▶ 掲載文:

------

角川ビーンズ小説大賞 歴代新人賞受賞作品紹介

第15回角川ビーンズ小説大賞

先日発表いたしました第15回角川ビーンズ小説大賞受賞者2名の受賞のコメントと、審査員の先生による最終候補5作品の選評が届きました。
ご応募くださいました方々、選考にあたられた諸氏に改めて御礼申し上げます。

<優秀賞>及び<読者賞>

「レリン〜春待つ娘〜」 藤咲実佳(岡山県)

【あらすじ】
「……あなたには夢はあるか?」
商家の養女・レリン。彼女は裁縫に天賦の才能を持つも、その事で家族から妬まれ、辛く厳しい冬のような日々を送っていた。 ある日、転入生の少女と“一見”紳士な王国騎士団員・フォルスに出会う。2人は、事情があって学校に潜入していたようだが、レリンはその秘密を知ってしまう! そんな時、王女・ルディアが編入しているとの噂が流れてきて……!?
「私は、春を迎えたい──」縫い立つ力で、愛する人を守り抜く。王家一族に導かれ、夢追う少女・レリンの運命が今動き出す──!王道のシンデレラストーリー!

【受賞コメント】
このたびは優秀賞ならびに読者賞というすばらしい賞を、誠にありがとうございます。
審査員の由羅カイリ先生、編集部の皆様、読者審査員になってくださった皆様、応援してくださった方々に心から感謝いたします。私一人の力ではここまでたどり着くことはできませんでした。
今回の受賞は、まだ入り口に立っただけ。ここから、読者の方に「おもしろい」「この世界に行ってみたい」と思ってもらえるような作品作りにつとめていこうと思います。どうぞよろしくお願いします。

<優秀賞>

「千年の、或ル師弟」 守野伊音(高知県)

【あらすじ】
空に住む天界人と、地上に住む人間が争う世界。傲慢な天界人を“人間の王”が滅ぼし、戦争は終結する。それから千年。特殊な力ゆえに、千年を超えて生きる人間の王・ルタの前に、少女・アセビが現れる。 彼女は、ルタが殺した天界人──かつてのルタの師匠にして、愛した女性の生まれ変わりだった。アセビが生まれ変わりだと気づかず、周囲を拒絶し孤独なルタを見て、アセビは思う。「千年前も今も、私はただ、ルタに幸せになってほしいのに」 ──千年の、願いは届くのか。
愛しく切ない、転生ラブストーリー。

【受賞コメント】
審査員の由羅カイリ先生、読者審査員の皆様、編集部の皆様、並びに賞に携わられた全ての方々に厚く御礼申し上げます。
毎月、学校が終われば本屋さんに駆け込んで新刊をゲットし、わくわくしながら袋を開けていた子ども時代。 自分が与えて頂いた沢山の楽しい思い出を、今度は誰かにお返しできればいいなと思っております。精いっぱい努力し、精進して参ります。何卒、宜しくお願い申し上げます。

------

▶ 提供データ:
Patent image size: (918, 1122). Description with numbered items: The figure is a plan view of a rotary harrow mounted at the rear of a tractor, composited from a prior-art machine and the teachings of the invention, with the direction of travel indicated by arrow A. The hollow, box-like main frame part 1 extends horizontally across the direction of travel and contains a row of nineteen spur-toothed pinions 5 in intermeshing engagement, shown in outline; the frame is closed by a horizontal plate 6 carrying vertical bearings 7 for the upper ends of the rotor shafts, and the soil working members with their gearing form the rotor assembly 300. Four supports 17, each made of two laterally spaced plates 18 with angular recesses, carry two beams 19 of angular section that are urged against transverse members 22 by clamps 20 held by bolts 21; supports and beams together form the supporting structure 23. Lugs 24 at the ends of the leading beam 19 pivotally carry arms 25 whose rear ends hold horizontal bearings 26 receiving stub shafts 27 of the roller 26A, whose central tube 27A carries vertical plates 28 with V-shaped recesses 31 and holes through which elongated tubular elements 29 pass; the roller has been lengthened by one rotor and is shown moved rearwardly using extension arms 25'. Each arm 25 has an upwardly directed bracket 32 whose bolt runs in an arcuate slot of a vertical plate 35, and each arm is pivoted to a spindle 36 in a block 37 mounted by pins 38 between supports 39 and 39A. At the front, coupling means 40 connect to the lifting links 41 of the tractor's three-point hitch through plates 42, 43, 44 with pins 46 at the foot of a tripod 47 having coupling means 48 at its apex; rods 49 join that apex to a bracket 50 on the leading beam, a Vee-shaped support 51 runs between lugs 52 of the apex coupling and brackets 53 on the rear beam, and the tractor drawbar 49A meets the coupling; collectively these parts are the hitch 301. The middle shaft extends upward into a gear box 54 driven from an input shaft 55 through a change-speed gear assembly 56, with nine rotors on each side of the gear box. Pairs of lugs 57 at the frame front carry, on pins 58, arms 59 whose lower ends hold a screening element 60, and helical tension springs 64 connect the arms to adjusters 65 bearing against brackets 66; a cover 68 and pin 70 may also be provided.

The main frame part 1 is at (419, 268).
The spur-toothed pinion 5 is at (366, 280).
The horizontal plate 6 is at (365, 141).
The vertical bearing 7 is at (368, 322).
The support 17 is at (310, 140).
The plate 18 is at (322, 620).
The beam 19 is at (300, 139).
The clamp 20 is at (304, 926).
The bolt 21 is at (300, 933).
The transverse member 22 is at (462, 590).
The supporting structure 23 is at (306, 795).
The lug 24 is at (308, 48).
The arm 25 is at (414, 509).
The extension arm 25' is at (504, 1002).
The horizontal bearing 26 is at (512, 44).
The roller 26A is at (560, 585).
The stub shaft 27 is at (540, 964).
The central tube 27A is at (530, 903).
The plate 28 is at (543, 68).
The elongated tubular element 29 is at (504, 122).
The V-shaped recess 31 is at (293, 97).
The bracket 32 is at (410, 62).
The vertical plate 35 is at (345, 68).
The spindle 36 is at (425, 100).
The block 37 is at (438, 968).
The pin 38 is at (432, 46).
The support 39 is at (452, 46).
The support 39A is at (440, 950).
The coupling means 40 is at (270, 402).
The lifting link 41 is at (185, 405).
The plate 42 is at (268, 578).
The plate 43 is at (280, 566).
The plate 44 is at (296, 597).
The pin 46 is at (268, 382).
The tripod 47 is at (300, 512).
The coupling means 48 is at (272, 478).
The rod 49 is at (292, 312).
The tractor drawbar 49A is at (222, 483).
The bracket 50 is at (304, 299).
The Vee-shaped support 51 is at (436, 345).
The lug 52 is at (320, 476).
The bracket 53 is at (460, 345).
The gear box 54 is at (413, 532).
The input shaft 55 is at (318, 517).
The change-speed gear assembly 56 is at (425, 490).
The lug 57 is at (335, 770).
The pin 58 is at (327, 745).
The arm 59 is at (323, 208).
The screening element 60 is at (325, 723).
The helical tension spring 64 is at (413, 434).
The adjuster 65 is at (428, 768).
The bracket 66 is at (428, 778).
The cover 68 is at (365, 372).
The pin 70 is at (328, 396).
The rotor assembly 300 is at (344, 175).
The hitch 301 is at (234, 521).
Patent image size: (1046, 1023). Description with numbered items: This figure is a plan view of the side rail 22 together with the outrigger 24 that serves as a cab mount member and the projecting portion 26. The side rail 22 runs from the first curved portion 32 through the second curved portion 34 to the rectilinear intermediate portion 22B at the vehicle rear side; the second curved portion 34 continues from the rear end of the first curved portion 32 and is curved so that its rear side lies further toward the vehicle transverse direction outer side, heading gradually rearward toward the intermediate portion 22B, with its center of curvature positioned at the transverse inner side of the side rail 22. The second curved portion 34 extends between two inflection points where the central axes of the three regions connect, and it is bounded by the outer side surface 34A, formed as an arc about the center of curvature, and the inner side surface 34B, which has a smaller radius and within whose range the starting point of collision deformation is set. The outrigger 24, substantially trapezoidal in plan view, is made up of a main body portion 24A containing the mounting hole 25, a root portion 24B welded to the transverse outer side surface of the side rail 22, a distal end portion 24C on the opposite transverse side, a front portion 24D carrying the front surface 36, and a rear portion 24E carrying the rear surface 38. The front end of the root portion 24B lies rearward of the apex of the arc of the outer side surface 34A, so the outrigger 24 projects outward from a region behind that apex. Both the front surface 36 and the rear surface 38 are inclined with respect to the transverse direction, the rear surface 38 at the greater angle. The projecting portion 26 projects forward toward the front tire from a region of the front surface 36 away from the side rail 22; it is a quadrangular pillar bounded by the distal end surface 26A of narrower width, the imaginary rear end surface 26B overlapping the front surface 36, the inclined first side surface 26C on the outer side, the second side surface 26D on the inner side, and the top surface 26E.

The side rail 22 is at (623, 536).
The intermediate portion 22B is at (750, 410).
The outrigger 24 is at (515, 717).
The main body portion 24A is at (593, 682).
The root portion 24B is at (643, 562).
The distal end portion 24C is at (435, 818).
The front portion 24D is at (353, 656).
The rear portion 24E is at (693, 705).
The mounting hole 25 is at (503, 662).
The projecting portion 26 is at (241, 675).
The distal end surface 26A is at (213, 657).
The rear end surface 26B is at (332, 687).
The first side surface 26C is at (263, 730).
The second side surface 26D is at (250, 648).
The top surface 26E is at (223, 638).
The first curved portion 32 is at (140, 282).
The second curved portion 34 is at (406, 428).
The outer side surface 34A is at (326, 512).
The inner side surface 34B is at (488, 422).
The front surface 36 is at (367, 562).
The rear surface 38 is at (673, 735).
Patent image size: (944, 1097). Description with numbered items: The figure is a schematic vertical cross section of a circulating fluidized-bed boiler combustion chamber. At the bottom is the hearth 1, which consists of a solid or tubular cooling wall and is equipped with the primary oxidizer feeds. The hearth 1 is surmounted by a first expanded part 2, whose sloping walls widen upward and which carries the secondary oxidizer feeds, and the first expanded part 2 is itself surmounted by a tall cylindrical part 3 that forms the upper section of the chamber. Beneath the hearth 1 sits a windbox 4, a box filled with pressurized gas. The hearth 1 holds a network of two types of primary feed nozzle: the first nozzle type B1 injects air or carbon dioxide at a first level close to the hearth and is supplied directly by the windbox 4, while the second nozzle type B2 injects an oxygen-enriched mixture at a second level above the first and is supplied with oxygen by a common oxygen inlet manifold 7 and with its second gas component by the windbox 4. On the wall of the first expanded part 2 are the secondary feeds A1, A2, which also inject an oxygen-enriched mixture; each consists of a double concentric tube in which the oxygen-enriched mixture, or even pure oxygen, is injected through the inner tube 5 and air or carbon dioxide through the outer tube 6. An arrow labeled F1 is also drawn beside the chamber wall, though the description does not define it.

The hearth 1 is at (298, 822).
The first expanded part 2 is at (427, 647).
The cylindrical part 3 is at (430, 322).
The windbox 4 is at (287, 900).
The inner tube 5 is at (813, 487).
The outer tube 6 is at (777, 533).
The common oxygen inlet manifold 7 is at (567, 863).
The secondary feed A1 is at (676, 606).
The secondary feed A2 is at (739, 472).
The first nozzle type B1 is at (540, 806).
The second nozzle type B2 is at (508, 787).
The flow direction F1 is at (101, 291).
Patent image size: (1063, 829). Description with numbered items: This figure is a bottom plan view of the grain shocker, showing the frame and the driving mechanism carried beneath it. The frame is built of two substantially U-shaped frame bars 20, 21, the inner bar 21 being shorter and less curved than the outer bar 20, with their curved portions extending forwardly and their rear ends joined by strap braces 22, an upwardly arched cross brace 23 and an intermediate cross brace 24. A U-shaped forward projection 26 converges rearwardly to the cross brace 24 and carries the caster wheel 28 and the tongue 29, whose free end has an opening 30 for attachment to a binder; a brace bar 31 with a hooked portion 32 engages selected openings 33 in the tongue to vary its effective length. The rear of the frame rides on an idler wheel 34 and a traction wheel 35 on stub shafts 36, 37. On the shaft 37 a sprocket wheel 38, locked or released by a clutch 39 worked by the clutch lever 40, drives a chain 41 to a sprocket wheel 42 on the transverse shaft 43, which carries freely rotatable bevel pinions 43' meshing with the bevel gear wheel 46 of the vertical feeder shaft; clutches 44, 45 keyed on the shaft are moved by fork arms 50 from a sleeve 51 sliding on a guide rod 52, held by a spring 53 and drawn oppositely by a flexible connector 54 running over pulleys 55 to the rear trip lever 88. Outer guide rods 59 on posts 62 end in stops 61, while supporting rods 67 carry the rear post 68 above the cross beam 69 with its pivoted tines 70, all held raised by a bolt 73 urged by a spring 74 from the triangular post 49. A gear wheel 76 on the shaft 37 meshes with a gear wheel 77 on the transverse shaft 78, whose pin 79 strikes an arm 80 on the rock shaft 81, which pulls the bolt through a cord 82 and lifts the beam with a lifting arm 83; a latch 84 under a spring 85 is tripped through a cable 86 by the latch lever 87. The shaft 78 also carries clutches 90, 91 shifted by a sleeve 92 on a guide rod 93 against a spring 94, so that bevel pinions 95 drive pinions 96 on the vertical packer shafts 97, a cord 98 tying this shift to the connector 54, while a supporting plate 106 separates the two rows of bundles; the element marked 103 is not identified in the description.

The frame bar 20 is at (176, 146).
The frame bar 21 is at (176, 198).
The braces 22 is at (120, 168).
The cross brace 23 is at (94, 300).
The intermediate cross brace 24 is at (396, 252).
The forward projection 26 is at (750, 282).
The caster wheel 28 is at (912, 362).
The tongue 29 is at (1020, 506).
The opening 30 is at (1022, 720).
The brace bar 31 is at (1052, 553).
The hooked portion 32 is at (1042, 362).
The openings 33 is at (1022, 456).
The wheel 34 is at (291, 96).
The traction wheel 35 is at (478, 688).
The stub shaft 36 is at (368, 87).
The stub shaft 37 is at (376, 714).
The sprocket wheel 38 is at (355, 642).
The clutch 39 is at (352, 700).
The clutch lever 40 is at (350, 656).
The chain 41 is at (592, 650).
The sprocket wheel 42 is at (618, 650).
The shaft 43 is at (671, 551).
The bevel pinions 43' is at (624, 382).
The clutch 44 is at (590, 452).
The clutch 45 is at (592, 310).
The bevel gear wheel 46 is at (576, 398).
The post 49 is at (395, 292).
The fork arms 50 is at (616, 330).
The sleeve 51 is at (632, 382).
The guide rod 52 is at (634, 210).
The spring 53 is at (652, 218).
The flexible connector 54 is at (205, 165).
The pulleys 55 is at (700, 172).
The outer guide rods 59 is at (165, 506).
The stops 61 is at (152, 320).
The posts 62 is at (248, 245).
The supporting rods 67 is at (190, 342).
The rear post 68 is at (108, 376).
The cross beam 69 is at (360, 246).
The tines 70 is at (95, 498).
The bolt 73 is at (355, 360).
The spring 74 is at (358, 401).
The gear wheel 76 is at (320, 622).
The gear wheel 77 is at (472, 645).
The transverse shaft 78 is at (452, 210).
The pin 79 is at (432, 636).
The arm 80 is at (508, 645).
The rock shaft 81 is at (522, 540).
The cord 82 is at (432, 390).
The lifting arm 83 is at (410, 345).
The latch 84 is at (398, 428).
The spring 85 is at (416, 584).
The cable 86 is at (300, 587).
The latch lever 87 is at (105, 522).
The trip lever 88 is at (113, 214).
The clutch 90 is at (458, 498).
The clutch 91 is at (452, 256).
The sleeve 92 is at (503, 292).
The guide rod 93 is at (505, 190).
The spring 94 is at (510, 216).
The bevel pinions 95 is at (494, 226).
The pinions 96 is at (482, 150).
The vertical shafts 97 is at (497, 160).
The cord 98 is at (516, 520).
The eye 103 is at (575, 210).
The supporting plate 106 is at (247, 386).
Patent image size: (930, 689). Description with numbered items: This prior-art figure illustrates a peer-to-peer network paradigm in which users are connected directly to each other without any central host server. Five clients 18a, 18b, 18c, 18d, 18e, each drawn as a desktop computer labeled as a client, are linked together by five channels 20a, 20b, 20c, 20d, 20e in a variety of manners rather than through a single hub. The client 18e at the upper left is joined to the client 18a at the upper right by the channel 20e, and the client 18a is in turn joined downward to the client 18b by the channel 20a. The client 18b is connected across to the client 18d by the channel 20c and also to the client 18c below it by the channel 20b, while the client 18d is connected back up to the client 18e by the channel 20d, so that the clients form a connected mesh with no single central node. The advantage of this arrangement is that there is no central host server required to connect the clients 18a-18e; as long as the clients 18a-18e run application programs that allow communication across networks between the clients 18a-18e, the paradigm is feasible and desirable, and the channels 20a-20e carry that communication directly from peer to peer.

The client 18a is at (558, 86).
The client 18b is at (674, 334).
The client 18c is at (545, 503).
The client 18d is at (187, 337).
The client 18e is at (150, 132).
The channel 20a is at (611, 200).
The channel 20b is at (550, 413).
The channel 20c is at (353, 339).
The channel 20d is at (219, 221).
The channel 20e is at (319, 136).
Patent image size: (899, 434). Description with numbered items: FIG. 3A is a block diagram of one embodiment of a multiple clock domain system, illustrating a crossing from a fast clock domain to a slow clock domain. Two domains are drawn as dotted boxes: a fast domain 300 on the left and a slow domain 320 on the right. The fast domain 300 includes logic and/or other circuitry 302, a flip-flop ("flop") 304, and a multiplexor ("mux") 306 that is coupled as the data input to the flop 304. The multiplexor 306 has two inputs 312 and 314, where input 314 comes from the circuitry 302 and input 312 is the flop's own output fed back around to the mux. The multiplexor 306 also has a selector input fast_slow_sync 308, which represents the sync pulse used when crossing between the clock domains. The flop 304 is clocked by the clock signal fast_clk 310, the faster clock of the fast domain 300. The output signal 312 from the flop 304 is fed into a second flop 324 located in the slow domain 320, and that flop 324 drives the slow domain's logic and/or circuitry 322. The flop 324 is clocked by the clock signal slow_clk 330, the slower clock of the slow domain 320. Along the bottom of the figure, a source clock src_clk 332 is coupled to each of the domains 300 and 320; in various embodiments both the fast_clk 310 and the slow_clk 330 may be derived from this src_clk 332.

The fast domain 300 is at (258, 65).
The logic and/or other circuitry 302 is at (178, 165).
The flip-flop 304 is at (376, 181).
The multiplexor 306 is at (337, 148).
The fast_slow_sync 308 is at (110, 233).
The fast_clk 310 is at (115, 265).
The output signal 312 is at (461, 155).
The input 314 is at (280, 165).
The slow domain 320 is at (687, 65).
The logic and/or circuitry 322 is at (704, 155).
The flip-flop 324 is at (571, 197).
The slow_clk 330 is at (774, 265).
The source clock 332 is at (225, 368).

------

▶ 作業指示:
A: 掲載文のあらすじに名前で登場する人物をすべて挙げること。
B: 掲載文の「審査員の由羅カイリ先生、編集」から「どうぞよろしくお願いします。」までをすべて書き出し、その際「入り口」を「出発点」に置き換えること。
ここでの作業に項目は使わない。

▶ 解答:
A: レリン、フォルス、ルディア、ルタ、アセビ

B:
審査員の由羅カイリ先生、編集部の皆様、読者審査員になってくださった皆様、応援してくださった方々に心から感謝いたします。私一人の力ではここまでたどり着くことはできませんでした。
今回の受賞は、まだ出発点に立っただけ。ここから、読者の方に「おもしろい」「この世界に行ってみたい」と思ってもらえるような作品作りにつとめていこうと思います。どうぞよろしくお願いします。